>> start

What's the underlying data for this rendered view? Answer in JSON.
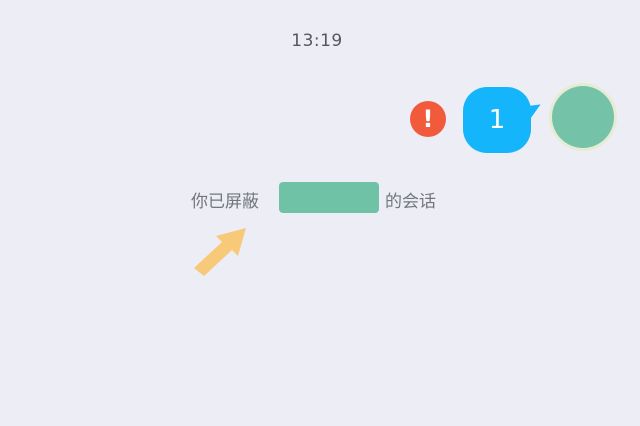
{
  "status": {
    "time": "13:19"
  },
  "conversation": {
    "outgoing_message": {
      "text": "1",
      "send_failed_badge": "!"
    },
    "system_notice": {
      "prefix": "你已屏蔽",
      "suffix": "的会话"
    }
  },
  "colors": {
    "background": "#ecedf5",
    "bubble": "#14b5fa",
    "error_badge": "#f25a3c",
    "redaction": "#70c2a6",
    "arrow": "#f7c978"
  },
  "icons": {
    "failed": "exclamation-circle-icon",
    "pointer": "arrow-icon"
  }
}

>> end

## Exercise goal:
Output the entries above exactly, without their pictures.

## Solution below:
What's the underlying data for this rendered view? Answer in JSON.
{
  "status": {
    "time": "13:19"
  },
  "conversation": {
    "outgoing_message": {
      "text": "1",
      "send_failed_badge": "!"
    },
    "system_notice": {
      "prefix": "你已屏蔽",
      "suffix": "的会话"
    }
  },
  "colors": {
    "background": "#ecedf5",
    "bubble": "#14b5fa",
    "error_badge": "#f25a3c",
    "redaction": "#70c2a6",
    "arrow": "#f7c978"
  },
  "icons": {
    "failed": "exclamation-circle-icon",
    "pointer": "arrow-icon"
  }
}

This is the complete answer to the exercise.